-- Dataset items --
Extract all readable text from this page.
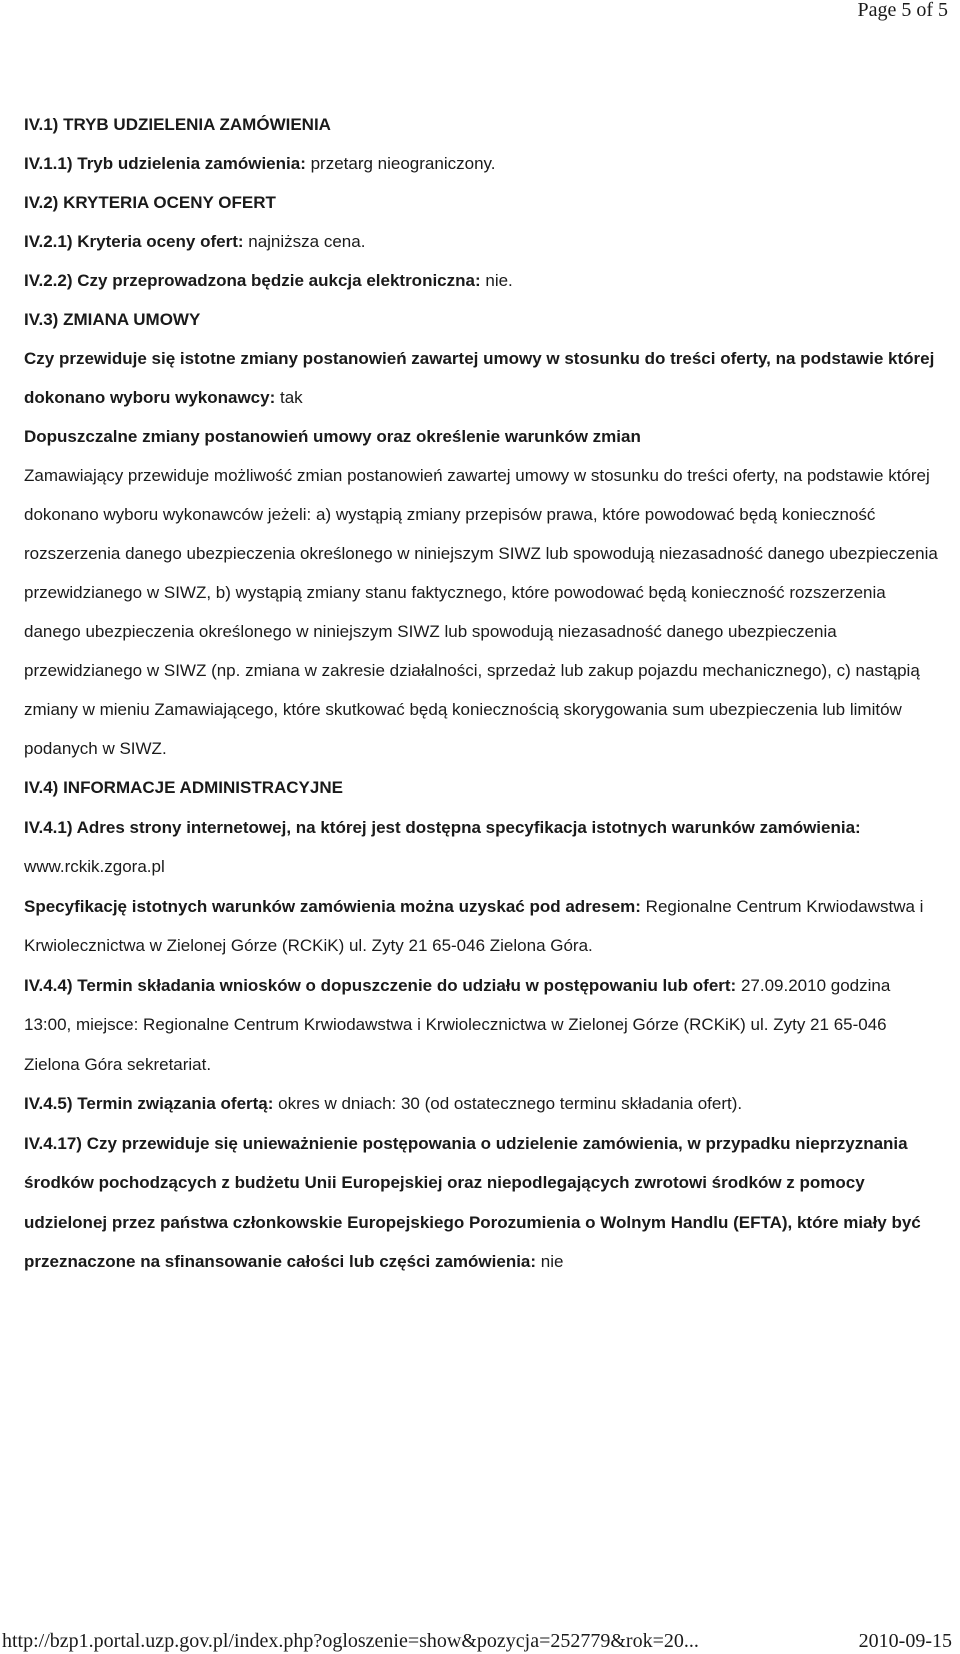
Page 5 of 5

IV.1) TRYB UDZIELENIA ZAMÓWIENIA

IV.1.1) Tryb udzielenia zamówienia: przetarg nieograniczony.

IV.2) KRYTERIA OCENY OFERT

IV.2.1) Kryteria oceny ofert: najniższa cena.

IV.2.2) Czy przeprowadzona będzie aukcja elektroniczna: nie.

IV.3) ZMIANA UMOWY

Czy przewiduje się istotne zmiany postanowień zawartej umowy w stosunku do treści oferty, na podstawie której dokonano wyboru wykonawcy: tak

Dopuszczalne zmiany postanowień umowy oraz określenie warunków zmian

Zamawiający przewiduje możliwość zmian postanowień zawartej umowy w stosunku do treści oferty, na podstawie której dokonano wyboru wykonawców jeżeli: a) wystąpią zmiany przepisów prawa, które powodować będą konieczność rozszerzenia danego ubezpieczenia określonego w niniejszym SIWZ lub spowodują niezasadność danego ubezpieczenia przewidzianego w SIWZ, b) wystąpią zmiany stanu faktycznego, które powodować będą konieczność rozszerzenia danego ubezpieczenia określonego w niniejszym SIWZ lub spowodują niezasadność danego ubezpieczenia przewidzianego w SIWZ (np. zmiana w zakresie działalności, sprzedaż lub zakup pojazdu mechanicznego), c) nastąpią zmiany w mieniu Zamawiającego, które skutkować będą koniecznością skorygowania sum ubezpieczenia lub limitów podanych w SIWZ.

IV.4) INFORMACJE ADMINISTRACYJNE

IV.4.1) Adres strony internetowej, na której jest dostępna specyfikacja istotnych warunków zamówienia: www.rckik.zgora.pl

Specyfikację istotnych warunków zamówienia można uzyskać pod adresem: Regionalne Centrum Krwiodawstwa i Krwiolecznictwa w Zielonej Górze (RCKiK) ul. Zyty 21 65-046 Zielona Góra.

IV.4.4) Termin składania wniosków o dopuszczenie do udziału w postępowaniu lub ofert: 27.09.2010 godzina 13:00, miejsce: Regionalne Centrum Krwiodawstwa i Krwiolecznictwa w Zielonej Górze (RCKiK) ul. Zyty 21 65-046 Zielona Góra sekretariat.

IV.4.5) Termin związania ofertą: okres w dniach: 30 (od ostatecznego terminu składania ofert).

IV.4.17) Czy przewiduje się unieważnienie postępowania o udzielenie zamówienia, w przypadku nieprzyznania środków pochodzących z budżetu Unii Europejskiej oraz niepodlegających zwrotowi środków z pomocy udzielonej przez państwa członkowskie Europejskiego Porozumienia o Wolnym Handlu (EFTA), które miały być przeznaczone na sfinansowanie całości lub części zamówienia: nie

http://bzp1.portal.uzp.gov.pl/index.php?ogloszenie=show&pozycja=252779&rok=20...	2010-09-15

-- Direction --
Show all lines in the entries above where the word "istotnych" appears.

-- Result --
IV.4.1) Adres strony internetowej, na której jest dostępna specyfikacja istotnych warunków zamówienia: www.rckik.zgora.pl
Specyfikację istotnych warunków zamówienia można uzyskać pod adresem: Regionalne Centrum Krwiodawstwa i Krwiolecznictwa w Zielonej Górze (RCKiK) ul. Zyty 21 65-046 Zielona Góra.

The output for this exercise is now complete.